§ **Stated goal**
Count the lines containing "true" in the entries underneath, and state that count without anything else.

####

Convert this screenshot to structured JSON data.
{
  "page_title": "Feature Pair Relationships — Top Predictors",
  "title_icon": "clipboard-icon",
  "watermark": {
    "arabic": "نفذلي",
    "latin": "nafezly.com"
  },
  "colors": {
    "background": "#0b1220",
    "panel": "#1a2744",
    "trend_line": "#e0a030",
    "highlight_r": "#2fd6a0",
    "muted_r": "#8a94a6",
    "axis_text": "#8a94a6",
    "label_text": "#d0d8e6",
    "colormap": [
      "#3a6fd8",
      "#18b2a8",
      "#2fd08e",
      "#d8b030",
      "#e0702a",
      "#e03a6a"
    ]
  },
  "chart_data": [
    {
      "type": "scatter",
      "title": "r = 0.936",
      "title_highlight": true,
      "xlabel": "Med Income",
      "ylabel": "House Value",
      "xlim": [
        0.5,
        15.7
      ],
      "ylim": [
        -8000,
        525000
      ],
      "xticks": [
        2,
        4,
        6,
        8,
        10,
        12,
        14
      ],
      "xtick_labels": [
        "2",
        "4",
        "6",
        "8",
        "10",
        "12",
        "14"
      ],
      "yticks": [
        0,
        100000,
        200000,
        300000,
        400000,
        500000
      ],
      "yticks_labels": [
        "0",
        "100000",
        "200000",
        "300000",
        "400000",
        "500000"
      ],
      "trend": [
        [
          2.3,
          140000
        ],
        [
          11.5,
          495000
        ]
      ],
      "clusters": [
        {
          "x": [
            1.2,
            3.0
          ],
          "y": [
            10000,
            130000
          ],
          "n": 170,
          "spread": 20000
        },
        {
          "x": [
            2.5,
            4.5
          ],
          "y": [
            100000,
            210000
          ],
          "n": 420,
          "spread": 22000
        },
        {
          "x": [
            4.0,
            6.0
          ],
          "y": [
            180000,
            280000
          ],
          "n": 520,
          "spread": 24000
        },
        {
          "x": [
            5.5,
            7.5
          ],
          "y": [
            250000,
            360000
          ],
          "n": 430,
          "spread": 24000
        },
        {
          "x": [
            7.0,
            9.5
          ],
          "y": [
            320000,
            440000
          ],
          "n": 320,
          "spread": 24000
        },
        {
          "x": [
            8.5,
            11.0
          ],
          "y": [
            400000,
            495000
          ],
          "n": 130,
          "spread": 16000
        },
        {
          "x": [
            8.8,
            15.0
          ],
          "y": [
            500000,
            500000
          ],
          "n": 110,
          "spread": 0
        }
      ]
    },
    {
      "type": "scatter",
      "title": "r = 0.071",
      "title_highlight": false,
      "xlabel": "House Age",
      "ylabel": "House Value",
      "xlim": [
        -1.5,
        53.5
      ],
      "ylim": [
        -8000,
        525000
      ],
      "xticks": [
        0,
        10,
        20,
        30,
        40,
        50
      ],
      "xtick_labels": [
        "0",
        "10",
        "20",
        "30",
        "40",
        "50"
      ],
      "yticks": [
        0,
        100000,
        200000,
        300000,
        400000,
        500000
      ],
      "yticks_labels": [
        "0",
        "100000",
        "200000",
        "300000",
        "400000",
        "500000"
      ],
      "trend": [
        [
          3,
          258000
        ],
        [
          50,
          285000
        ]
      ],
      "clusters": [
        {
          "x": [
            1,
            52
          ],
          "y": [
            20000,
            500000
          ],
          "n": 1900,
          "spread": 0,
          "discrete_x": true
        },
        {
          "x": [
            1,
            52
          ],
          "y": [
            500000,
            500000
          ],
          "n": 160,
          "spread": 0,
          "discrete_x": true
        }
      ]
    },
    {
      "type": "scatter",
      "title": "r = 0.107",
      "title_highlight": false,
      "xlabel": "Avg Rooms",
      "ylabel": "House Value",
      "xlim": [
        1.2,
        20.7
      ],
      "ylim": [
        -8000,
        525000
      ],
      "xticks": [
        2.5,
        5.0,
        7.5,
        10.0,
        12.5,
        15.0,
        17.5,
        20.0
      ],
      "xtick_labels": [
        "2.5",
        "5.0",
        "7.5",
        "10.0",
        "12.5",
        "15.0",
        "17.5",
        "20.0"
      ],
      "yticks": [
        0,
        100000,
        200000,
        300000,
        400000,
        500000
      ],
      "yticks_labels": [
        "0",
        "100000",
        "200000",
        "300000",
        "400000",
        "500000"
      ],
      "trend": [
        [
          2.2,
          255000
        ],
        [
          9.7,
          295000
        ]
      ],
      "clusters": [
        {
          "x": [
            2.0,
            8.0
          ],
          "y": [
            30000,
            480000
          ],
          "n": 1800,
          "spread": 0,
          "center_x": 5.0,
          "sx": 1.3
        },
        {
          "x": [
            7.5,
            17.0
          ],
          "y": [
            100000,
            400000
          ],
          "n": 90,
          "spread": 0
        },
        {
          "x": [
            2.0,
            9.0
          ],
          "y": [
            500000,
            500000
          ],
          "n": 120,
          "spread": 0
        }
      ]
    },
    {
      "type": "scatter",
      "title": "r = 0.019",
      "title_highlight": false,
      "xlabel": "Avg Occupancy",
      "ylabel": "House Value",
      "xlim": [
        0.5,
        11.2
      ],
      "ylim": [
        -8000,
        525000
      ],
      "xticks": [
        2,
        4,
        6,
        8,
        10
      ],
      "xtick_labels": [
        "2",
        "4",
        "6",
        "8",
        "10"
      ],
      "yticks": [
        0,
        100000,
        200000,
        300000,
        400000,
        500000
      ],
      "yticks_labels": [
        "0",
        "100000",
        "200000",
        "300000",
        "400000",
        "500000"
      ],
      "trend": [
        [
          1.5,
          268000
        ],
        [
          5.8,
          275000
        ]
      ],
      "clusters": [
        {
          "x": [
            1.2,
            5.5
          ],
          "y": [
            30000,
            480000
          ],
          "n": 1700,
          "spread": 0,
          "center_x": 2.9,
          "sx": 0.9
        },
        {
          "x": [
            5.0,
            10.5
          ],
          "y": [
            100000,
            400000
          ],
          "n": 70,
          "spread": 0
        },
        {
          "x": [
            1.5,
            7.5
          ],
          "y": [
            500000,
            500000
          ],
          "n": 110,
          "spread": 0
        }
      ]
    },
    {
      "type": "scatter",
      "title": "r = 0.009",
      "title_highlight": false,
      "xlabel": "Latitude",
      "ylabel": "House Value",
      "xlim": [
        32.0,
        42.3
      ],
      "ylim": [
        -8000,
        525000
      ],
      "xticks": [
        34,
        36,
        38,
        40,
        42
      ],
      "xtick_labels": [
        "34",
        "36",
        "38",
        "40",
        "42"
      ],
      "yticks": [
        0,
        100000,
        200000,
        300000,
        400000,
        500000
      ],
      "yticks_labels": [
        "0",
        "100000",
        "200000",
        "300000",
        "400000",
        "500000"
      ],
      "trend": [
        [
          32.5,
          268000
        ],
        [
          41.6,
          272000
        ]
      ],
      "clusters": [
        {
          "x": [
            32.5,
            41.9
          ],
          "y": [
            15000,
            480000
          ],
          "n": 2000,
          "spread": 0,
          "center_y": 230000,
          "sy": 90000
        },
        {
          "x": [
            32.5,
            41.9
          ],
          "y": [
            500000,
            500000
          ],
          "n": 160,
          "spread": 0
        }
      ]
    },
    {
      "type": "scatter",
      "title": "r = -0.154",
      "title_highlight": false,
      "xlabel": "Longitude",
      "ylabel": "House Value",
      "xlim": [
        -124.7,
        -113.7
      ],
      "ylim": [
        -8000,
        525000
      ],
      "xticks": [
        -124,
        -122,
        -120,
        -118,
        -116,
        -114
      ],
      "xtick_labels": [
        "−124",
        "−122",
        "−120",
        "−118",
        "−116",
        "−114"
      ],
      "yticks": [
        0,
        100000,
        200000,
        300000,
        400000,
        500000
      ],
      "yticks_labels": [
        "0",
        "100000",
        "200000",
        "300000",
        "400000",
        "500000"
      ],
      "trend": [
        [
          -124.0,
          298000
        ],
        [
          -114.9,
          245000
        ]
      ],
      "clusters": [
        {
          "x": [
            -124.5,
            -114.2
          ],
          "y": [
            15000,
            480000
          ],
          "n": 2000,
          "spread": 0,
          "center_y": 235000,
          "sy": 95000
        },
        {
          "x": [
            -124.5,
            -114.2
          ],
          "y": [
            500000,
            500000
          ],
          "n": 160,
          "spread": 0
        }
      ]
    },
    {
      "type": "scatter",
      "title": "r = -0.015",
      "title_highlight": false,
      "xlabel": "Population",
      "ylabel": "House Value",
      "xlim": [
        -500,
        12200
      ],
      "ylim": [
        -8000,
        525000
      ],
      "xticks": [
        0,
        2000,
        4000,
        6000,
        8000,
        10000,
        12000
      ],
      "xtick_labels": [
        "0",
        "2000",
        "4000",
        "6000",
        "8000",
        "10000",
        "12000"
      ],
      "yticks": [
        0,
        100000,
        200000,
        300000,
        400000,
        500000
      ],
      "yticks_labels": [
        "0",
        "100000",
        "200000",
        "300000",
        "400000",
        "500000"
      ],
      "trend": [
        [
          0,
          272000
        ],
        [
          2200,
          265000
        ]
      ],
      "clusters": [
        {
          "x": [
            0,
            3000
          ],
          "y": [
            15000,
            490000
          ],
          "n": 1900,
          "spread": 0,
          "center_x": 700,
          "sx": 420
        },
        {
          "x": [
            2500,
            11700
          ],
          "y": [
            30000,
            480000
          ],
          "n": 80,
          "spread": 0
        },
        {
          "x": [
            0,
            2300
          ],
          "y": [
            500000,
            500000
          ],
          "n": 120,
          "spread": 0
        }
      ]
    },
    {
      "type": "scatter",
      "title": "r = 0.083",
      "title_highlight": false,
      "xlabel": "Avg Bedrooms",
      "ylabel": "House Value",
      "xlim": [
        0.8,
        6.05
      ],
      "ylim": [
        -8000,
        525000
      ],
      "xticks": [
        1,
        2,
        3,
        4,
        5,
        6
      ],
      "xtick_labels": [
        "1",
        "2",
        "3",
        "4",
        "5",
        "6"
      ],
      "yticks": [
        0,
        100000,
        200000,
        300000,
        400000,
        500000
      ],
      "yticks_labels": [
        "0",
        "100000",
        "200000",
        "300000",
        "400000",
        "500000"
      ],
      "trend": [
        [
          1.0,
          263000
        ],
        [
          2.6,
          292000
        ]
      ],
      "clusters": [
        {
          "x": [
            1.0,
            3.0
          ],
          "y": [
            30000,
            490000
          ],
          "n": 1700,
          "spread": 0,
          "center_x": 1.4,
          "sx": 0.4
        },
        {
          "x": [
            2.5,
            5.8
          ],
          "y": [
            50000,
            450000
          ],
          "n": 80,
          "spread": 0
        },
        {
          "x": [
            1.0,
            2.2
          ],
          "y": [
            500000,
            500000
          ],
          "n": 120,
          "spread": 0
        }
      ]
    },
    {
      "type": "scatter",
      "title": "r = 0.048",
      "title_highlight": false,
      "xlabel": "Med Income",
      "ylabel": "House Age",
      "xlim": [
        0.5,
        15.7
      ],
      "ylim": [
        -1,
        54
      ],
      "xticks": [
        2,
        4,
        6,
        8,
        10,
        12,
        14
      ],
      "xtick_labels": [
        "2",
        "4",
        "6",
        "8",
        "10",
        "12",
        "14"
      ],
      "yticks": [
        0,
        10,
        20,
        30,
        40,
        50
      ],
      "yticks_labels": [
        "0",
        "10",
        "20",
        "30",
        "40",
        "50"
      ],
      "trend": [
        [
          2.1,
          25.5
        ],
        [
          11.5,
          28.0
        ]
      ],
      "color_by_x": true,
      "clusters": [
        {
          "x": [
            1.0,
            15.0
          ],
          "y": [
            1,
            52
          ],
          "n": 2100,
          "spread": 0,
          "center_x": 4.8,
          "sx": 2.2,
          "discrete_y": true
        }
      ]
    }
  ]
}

####

§ **Answer in full**
5